PROBLEM TO WORK ON:
Reproduce the records word for word, from the line that contains "Patent image size: (892, 311)." through the line that contains "The external diaphragm 131 is at (655, 88).", inclusive.

### PROVIDED RECORDS

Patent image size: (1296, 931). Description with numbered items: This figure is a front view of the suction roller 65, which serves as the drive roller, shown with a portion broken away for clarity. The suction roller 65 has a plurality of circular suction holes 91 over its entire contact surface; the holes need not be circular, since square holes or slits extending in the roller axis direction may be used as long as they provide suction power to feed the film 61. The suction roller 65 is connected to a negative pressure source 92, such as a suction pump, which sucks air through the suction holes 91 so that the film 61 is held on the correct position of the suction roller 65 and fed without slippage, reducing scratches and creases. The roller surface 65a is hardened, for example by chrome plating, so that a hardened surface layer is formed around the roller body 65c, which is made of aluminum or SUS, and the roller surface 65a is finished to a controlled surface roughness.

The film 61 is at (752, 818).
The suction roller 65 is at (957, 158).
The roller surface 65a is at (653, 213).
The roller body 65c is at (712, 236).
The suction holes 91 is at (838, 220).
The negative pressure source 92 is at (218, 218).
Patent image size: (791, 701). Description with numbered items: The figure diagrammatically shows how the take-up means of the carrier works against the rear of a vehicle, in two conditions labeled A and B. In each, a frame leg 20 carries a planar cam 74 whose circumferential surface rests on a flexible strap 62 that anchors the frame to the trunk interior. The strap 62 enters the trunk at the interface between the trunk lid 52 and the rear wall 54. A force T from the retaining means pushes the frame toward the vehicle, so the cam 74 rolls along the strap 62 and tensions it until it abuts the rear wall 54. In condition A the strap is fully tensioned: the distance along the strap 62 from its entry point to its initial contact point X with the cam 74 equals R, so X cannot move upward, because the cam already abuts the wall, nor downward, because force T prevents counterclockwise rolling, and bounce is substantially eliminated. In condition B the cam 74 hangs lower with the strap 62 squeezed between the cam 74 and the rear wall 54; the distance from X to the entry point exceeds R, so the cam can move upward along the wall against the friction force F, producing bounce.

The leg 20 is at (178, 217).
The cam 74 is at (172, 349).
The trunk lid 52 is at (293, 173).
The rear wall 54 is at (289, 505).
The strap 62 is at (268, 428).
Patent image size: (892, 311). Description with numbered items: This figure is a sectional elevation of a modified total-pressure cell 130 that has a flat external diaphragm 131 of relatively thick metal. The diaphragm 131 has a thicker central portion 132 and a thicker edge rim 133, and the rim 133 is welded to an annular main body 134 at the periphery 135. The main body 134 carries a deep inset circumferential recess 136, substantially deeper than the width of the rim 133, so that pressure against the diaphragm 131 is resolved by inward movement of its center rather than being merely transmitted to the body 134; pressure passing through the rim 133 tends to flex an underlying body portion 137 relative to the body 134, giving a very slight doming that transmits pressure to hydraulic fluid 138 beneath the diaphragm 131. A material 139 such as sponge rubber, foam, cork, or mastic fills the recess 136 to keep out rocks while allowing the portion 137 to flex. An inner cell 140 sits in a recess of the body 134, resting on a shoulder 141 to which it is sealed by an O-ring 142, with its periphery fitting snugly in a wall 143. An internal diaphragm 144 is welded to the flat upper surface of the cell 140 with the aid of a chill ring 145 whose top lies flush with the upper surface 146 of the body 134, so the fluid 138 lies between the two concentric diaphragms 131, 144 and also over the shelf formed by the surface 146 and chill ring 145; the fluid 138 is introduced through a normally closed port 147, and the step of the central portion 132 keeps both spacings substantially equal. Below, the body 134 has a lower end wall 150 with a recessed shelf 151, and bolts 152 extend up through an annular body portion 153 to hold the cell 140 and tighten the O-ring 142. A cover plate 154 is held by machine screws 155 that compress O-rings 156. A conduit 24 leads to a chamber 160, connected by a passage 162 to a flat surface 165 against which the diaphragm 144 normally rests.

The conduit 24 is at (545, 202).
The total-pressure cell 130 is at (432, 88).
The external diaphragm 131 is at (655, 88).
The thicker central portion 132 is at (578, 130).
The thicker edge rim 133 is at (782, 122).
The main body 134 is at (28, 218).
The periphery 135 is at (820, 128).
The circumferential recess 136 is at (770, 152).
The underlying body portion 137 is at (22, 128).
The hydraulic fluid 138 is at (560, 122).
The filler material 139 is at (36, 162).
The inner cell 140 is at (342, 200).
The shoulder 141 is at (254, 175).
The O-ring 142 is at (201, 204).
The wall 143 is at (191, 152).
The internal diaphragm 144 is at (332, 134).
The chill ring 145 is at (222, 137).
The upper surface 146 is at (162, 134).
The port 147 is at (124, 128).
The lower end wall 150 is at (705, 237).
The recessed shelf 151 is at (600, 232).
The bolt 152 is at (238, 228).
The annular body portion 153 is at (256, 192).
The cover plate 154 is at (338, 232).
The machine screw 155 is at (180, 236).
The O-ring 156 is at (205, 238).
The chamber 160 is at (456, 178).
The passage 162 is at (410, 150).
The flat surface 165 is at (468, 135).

######

SOLUTION TO THIS PROBLEM:
Patent image size: (892, 311). Description with numbered items: This figure is a sectional elevation of a modified total-pressure cell 130 that has a flat external diaphragm 131 of relatively thick metal. The diaphragm 131 has a thicker central portion 132 and a thicker edge rim 133, and the rim 133 is welded to an annular main body 134 at the periphery 135. The main body 134 carries a deep inset circumferential recess 136, substantially deeper than the width of the rim 133, so that pressure against the diaphragm 131 is resolved by inward movement of its center rather than being merely transmitted to the body 134; pressure passing through the rim 133 tends to flex an underlying body portion 137 relative to the body 134, giving a very slight doming that transmits pressure to hydraulic fluid 138 beneath the diaphragm 131. A material 139 such as sponge rubber, foam, cork, or mastic fills the recess 136 to keep out rocks while allowing the portion 137 to flex. An inner cell 140 sits in a recess of the body 134, resting on a shoulder 141 to which it is sealed by an O-ring 142, with its periphery fitting snugly in a wall 143. An internal diaphragm 144 is welded to the flat upper surface of the cell 140 with the aid of a chill ring 145 whose top lies flush with the upper surface 146 of the body 134, so the fluid 138 lies between the two concentric diaphragms 131, 144 and also over the shelf formed by the surface 146 and chill ring 145; the fluid 138 is introduced through a normally closed port 147, and the step of the central portion 132 keeps both spacings substantially equal. Below, the body 134 has a lower end wall 150 with a recessed shelf 151, and bolts 152 extend up through an annular body portion 153 to hold the cell 140 and tighten the O-ring 142. A cover plate 154 is held by machine screws 155 that compress O-rings 156. A conduit 24 leads to a chamber 160, connected by a passage 162 to a flat surface 165 against which the diaphragm 144 normally rests.

The conduit 24 is at (545, 202).
The total-pressure cell 130 is at (432, 88).
The external diaphragm 131 is at (655, 88).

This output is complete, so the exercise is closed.